<<<<

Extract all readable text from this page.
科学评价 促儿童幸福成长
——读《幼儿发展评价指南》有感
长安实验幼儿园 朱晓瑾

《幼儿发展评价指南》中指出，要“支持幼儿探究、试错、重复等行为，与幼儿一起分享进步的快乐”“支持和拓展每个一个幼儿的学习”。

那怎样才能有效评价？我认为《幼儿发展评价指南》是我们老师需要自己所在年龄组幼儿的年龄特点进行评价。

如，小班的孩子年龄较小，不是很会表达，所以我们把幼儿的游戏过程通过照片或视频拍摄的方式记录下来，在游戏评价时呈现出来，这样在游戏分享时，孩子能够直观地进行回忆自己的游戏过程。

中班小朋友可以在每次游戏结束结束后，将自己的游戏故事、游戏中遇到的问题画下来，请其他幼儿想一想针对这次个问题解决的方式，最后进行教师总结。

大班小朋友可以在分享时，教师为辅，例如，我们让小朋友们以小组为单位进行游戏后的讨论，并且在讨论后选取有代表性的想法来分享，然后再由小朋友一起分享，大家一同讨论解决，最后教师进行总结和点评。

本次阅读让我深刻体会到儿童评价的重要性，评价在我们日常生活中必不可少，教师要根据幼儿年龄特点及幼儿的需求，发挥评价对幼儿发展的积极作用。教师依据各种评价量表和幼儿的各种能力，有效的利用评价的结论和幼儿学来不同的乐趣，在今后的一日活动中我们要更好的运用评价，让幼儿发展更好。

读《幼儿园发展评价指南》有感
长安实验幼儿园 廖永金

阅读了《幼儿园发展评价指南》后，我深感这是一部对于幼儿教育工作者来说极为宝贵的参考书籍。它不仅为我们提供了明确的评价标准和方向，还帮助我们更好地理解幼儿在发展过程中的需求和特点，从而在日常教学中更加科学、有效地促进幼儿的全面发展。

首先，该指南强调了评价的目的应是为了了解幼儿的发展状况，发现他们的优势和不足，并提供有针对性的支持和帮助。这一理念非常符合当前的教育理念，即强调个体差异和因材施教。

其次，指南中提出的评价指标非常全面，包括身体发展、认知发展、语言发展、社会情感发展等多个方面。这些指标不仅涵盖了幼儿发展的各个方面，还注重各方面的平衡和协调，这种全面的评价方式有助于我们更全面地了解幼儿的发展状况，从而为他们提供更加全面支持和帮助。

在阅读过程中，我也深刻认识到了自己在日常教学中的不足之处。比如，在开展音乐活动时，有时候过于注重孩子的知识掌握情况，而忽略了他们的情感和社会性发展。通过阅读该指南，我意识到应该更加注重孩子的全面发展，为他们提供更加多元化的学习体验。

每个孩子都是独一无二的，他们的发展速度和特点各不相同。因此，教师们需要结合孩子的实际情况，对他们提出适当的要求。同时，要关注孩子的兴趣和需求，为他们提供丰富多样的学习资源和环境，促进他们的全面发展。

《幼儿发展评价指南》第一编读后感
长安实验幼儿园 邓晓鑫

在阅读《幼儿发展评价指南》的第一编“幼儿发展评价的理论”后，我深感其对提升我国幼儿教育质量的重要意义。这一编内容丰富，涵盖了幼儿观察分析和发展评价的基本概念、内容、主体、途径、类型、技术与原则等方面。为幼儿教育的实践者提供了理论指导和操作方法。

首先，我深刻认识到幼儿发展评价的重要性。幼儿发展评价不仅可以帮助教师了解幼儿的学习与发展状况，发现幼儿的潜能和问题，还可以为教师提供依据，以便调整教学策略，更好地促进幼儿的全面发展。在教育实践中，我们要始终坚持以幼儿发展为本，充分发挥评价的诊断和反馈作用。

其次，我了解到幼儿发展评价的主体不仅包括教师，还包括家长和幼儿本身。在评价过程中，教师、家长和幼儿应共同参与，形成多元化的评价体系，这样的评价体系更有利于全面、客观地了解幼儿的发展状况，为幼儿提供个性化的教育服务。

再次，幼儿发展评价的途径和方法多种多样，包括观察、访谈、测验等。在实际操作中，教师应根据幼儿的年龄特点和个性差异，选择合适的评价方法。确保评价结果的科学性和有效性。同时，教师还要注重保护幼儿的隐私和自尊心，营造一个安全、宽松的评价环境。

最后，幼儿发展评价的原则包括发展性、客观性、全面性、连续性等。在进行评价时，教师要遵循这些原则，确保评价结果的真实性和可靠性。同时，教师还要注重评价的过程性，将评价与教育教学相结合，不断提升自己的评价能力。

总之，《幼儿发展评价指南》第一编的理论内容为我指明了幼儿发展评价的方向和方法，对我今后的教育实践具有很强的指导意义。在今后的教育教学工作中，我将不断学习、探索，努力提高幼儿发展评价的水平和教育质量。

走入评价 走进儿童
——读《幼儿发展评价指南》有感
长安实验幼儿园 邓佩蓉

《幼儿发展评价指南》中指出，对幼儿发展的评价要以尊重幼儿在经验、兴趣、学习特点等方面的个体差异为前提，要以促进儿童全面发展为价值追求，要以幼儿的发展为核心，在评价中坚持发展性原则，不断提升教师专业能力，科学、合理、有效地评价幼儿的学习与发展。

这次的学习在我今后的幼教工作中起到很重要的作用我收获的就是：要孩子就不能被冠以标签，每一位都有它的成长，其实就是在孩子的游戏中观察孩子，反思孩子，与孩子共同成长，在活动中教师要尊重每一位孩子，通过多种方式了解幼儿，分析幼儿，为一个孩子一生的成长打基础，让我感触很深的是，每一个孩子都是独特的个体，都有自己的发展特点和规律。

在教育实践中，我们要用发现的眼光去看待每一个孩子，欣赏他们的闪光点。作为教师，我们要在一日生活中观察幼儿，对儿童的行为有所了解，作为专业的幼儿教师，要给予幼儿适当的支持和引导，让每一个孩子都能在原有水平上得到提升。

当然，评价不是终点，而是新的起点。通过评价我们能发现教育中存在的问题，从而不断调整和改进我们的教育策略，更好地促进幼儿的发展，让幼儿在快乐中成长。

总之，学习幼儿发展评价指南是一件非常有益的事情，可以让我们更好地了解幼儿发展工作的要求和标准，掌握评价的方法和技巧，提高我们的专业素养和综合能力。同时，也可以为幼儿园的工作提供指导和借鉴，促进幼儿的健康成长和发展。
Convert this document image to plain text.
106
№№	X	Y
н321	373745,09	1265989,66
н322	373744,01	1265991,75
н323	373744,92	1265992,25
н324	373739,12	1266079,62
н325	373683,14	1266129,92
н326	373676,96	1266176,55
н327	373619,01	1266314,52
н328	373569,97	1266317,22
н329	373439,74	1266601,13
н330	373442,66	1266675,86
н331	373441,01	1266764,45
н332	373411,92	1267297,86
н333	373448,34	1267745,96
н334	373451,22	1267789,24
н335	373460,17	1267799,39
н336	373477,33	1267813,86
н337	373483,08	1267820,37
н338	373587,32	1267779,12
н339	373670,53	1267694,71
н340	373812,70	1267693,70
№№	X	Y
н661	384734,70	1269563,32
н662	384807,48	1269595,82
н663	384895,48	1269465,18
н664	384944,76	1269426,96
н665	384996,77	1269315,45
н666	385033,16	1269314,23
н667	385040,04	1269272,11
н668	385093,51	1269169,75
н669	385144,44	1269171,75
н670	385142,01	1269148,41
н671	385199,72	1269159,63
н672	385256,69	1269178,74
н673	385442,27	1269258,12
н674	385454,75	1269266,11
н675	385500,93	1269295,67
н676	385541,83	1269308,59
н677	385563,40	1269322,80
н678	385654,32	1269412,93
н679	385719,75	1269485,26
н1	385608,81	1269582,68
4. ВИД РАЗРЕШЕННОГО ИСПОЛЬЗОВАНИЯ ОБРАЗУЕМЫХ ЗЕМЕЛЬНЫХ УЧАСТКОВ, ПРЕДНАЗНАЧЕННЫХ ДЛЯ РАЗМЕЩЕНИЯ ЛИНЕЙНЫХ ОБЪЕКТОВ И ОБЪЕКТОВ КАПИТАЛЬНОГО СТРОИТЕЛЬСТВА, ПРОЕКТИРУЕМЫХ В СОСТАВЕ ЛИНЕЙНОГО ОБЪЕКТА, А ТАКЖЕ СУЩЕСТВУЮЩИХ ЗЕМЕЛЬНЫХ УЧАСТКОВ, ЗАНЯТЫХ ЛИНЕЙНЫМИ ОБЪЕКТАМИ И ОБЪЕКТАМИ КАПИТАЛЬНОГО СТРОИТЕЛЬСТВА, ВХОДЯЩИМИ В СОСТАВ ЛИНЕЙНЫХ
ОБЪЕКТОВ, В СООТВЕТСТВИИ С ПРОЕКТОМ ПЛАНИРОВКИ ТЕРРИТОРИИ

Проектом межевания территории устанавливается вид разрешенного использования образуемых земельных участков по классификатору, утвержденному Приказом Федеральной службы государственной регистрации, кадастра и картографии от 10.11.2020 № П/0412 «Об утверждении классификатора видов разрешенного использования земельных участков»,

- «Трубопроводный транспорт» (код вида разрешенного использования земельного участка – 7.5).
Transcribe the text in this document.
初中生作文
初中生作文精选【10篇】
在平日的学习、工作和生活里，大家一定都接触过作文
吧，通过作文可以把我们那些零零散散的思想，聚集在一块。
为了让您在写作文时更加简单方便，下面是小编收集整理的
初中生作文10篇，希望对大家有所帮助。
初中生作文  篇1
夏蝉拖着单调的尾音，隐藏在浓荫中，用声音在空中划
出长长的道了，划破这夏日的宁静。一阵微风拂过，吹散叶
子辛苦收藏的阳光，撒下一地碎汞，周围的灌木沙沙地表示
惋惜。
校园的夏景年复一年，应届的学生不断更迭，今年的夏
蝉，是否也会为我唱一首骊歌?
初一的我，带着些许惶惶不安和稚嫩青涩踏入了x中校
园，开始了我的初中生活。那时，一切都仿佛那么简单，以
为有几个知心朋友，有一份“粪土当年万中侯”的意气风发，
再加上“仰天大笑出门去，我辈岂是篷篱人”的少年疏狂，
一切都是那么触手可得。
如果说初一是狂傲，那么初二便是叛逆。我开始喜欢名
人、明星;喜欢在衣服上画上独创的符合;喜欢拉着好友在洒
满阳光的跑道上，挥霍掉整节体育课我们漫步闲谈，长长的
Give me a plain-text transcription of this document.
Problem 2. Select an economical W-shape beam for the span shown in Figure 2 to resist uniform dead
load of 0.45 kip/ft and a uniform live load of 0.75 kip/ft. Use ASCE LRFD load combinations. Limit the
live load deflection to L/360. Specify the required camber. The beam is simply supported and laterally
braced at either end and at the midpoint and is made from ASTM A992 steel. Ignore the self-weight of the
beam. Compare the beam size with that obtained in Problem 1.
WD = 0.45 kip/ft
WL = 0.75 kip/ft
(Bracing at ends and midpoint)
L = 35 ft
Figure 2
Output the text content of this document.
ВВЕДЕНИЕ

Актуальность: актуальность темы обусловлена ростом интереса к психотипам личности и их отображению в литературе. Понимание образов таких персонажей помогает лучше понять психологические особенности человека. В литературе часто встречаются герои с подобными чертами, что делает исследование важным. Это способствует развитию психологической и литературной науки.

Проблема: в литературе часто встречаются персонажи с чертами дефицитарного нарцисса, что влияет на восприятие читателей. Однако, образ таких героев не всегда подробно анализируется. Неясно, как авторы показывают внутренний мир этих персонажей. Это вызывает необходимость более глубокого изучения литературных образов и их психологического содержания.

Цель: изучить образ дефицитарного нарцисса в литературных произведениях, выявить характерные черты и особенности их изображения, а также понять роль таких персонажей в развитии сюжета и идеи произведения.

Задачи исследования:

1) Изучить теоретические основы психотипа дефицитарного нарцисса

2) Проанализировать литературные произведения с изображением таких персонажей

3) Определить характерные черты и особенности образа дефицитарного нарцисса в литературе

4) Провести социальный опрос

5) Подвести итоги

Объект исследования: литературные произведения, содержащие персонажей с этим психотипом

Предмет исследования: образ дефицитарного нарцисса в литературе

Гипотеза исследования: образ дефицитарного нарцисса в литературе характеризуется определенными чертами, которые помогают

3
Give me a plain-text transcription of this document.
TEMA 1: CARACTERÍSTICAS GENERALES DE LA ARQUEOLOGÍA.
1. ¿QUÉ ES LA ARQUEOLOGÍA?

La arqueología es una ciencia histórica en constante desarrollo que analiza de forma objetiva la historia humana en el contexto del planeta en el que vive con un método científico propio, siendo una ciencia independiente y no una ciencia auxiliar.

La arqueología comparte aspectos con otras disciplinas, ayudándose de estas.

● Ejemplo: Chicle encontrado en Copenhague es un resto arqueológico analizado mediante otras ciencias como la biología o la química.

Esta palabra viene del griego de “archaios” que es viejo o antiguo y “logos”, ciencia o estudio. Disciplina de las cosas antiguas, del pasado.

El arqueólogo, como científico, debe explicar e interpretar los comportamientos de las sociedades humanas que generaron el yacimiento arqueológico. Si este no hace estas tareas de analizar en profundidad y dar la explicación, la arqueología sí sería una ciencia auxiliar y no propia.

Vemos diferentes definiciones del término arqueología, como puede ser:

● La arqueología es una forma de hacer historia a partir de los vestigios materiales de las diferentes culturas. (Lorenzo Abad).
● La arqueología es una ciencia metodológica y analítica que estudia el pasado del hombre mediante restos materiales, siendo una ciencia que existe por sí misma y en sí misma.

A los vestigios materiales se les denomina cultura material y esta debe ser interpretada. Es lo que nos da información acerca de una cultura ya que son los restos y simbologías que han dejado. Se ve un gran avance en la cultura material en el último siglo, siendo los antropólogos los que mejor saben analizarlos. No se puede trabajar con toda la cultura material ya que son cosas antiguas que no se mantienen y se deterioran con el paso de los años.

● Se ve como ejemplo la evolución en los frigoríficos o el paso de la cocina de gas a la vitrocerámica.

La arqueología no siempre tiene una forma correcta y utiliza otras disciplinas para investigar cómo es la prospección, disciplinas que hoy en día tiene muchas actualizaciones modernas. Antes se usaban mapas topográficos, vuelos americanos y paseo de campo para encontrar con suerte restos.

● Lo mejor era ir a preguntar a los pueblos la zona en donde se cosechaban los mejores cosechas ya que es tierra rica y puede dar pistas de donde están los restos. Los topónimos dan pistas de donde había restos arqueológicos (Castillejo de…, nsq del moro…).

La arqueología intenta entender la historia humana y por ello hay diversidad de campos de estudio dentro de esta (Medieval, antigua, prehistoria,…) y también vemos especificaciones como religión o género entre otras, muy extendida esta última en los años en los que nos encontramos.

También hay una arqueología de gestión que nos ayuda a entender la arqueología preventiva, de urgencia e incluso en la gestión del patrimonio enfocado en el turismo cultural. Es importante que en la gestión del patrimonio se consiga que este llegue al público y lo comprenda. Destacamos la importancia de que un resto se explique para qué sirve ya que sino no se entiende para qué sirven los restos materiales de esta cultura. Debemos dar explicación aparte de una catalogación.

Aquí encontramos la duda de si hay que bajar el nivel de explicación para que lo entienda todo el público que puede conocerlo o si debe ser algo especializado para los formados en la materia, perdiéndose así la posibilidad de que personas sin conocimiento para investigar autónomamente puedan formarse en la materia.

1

>>>>

Task objective
Report each line of the material above where the word "pasado" appears.

Result
Esta palabra viene del griego de “archaios” que es viejo o antiguo y “logos”, ciencia o estudio. Disciplina de las cosas antiguas, del pasado.
● La arqueología es una ciencia metodológica y analítica que estudia el pasado del hombre mediante restos materiales, siendo una ciencia que existe por sí misma y en sí misma.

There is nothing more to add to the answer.